◆ **What you should do**:
Quote every line of the records below verbatim, leaving out the pictures.

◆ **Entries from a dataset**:
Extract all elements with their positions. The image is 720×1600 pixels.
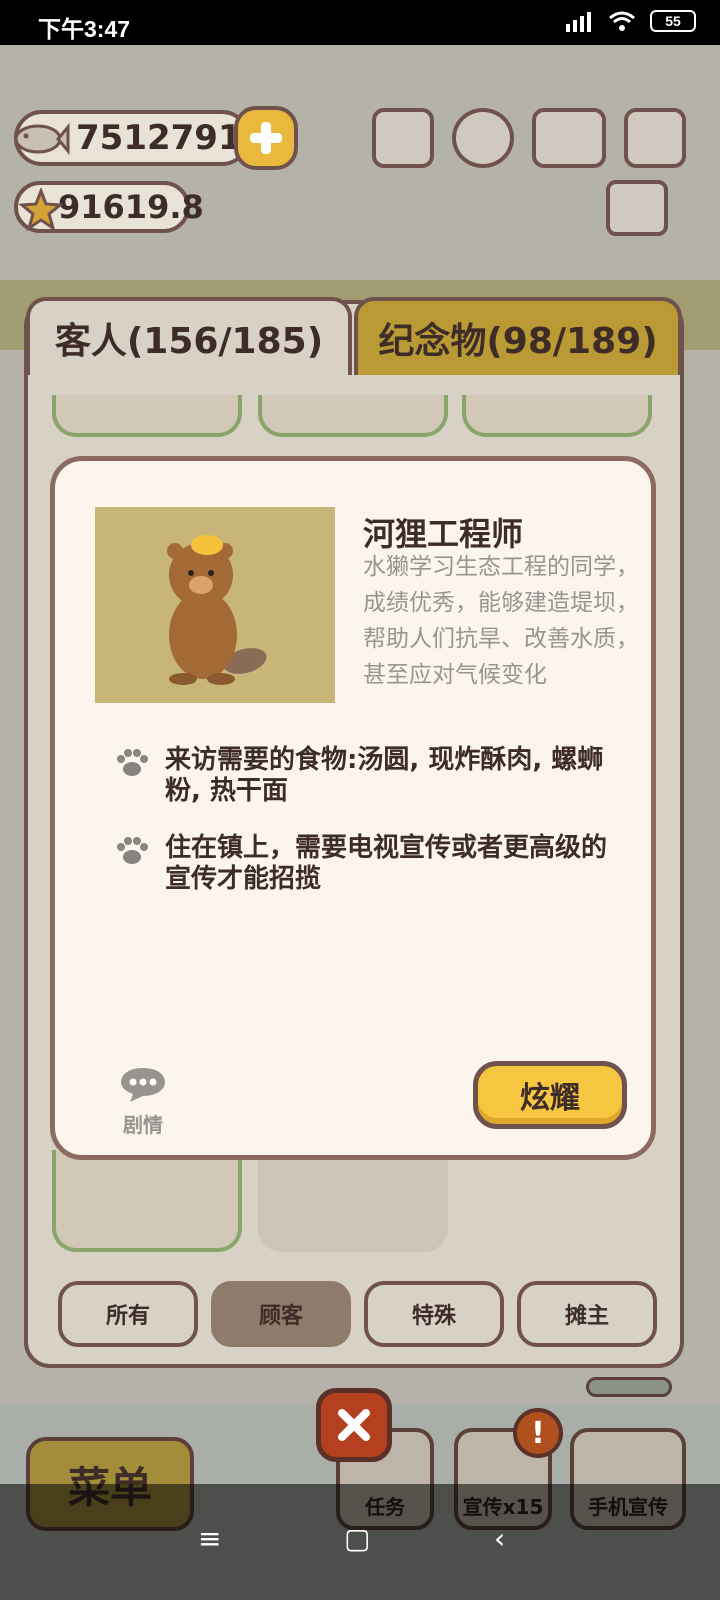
paw-icon bbox=[117, 837, 148, 864]
back-icon[interactable]: ‹ bbox=[494, 1522, 505, 1555]
wifi-icon bbox=[609, 11, 635, 31]
story-label: 剧情 bbox=[123, 1113, 163, 1137]
star-count: 91619.8 bbox=[58, 188, 204, 226]
battery-indicator: 55 bbox=[650, 10, 696, 32]
requirement-food: 来访需要的食物:汤圆, 现炸酥肉, 螺蛳粉, 热干面 bbox=[165, 745, 604, 806]
camera-icon[interactable] bbox=[624, 108, 686, 168]
progress-pill bbox=[586, 1377, 672, 1397]
filter-all[interactable]: 所有 bbox=[58, 1281, 198, 1347]
add-currency-button[interactable] bbox=[234, 106, 298, 170]
paw-icon bbox=[117, 749, 148, 776]
newspaper-icon[interactable] bbox=[606, 180, 668, 236]
star-currency: 91619.8 bbox=[14, 181, 204, 233]
tab-souvenirs[interactable]: 纪念物(98/189) bbox=[354, 297, 682, 375]
guest-card-locked[interactable] bbox=[258, 1150, 448, 1252]
guest-card[interactable] bbox=[462, 395, 652, 437]
system-icons: 55 bbox=[564, 10, 696, 32]
character-description: 水獭学习生态工程的同学，成绩优秀，能够建造堤坝，帮助人们抗旱、改善水质，甚至应对… bbox=[363, 554, 639, 688]
plus-icon bbox=[250, 122, 282, 154]
requirement-item: 来访需要的食物:汤圆, 现炸酥肉, 螺蛳粉, 热干面 bbox=[115, 745, 615, 807]
fish-icon bbox=[10, 112, 72, 166]
ranking-icon[interactable] bbox=[372, 108, 434, 168]
star-icon bbox=[10, 183, 72, 237]
requirement-promo: 住在镇上，需要电视宣传或者更高级的宣传才能招揽 bbox=[165, 833, 608, 894]
character-portrait bbox=[95, 507, 335, 703]
top-toolbar bbox=[372, 108, 686, 168]
recents-icon[interactable]: ≡ bbox=[198, 1522, 221, 1555]
close-icon bbox=[338, 1409, 370, 1441]
beaver-icon bbox=[167, 535, 267, 685]
close-button[interactable] bbox=[316, 1388, 392, 1462]
guest-card[interactable] bbox=[52, 395, 242, 437]
alert-badge: ! bbox=[513, 1408, 563, 1458]
story-button[interactable]: 剧情 bbox=[117, 1065, 169, 1138]
fish-count: 7512791 bbox=[76, 118, 242, 158]
requirement-item: 住在镇上，需要电视宣传或者更高级的宣传才能招揽 bbox=[115, 833, 615, 895]
system-nav-bar: ≡ ▢ ‹ bbox=[0, 1484, 720, 1600]
signal-icon bbox=[566, 12, 591, 32]
status-bar: 下午3:47 55 bbox=[0, 0, 720, 45]
tab-guests[interactable]: 客人(156/185) bbox=[26, 297, 352, 375]
guest-detail-dialog: 河狸工程师 水獭学习生态工程的同学，成绩优秀，能够建造堤坝，帮助人们抗旱、改善水… bbox=[50, 456, 656, 1160]
settings-icon[interactable] bbox=[452, 108, 514, 168]
album-icon[interactable] bbox=[532, 108, 606, 168]
filter-special[interactable]: 特殊 bbox=[364, 1281, 504, 1347]
guest-card[interactable] bbox=[52, 1150, 242, 1252]
clock: 下午3:47 bbox=[38, 16, 131, 42]
speech-bubble-icon bbox=[121, 1068, 165, 1102]
fish-currency: 7512791 bbox=[14, 110, 250, 166]
home-icon[interactable]: ▢ bbox=[344, 1522, 370, 1555]
guest-card[interactable] bbox=[258, 395, 448, 437]
show-off-button[interactable]: 炫耀 bbox=[473, 1061, 627, 1129]
filter-vendors[interactable]: 摊主 bbox=[517, 1281, 657, 1347]
filter-customers[interactable]: 顾客 bbox=[211, 1281, 351, 1347]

◆ **Answer to the problem**:
Extract all elements with their positions. The image is 720×1600 pixels.
paw-icon bbox=[117, 837, 148, 864]
back-icon[interactable]: ‹ bbox=[494, 1522, 505, 1555]
wifi-icon bbox=[609, 11, 635, 31]
story-label: 剧情 bbox=[123, 1113, 163, 1137]
star-count: 91619.8 bbox=[58, 188, 204, 226]
battery-indicator: 55 bbox=[650, 10, 696, 32]
requirement-food: 来访需要的食物:汤圆, 现炸酥肉, 螺蛳粉, 热干面 bbox=[165, 745, 604, 806]
camera-icon[interactable] bbox=[624, 108, 686, 168]
progress-pill bbox=[586, 1377, 672, 1397]
filter-all[interactable]: 所有 bbox=[58, 1281, 198, 1347]
add-currency-button[interactable] bbox=[234, 106, 298, 170]
paw-icon bbox=[117, 749, 148, 776]
newspaper-icon[interactable] bbox=[606, 180, 668, 236]
star-currency: 91619.8 bbox=[14, 181, 204, 233]
tab-souvenirs[interactable]: 纪念物(98/189) bbox=[354, 297, 682, 375]
guest-card-locked[interactable] bbox=[258, 1150, 448, 1252]
guest-card[interactable] bbox=[462, 395, 652, 437]
system-icons: 55 bbox=[564, 10, 696, 32]
character-description: 水獭学习生态工程的同学，成绩优秀，能够建造堤坝，帮助人们抗旱、改善水质，甚至应对… bbox=[363, 554, 639, 688]
plus-icon bbox=[250, 122, 282, 154]
requirement-item: 来访需要的食物:汤圆, 现炸酥肉, 螺蛳粉, 热干面 bbox=[115, 745, 615, 807]
fish-icon bbox=[10, 112, 72, 166]
ranking-icon[interactable] bbox=[372, 108, 434, 168]
star-icon bbox=[10, 183, 72, 237]
requirement-promo: 住在镇上，需要电视宣传或者更高级的宣传才能招揽 bbox=[165, 833, 608, 894]
character-portrait bbox=[95, 507, 335, 703]
top-toolbar bbox=[372, 108, 686, 168]
recents-icon[interactable]: ≡ bbox=[198, 1522, 221, 1555]
close-icon bbox=[338, 1409, 370, 1441]
beaver-icon bbox=[167, 535, 267, 685]
close-button[interactable] bbox=[316, 1388, 392, 1462]
guest-card[interactable] bbox=[52, 395, 242, 437]
alert-badge: ! bbox=[513, 1408, 563, 1458]
story-button[interactable]: 剧情 bbox=[117, 1065, 169, 1138]
fish-count: 7512791 bbox=[76, 118, 242, 158]
requirement-item: 住在镇上，需要电视宣传或者更高级的宣传才能招揽 bbox=[115, 833, 615, 895]
system-nav-bar: ≡ ▢ ‹ bbox=[0, 1484, 720, 1600]
signal-icon bbox=[566, 12, 591, 32]
status-bar: 下午3:47 55 bbox=[0, 0, 720, 45]
tab-guests[interactable]: 客人(156/185) bbox=[26, 297, 352, 375]
guest-detail-dialog: 河狸工程师 水獭学习生态工程的同学，成绩优秀，能够建造堤坝，帮助人们抗旱、改善水… bbox=[50, 456, 656, 1160]
settings-icon[interactable] bbox=[452, 108, 514, 168]
album-icon[interactable] bbox=[532, 108, 606, 168]
filter-special[interactable]: 特殊 bbox=[364, 1281, 504, 1347]
guest-card[interactable] bbox=[52, 1150, 242, 1252]
clock: 下午3:47 bbox=[38, 16, 131, 42]
speech-bubble-icon bbox=[121, 1068, 165, 1102]
fish-currency: 7512791 bbox=[14, 110, 250, 166]
home-icon[interactable]: ▢ bbox=[344, 1522, 370, 1555]
guest-card[interactable] bbox=[258, 395, 448, 437]
show-off-button[interactable]: 炫耀 bbox=[473, 1061, 627, 1129]
filter-vendors[interactable]: 摊主 bbox=[517, 1281, 657, 1347]
filter-customers[interactable]: 顾客 bbox=[211, 1281, 351, 1347]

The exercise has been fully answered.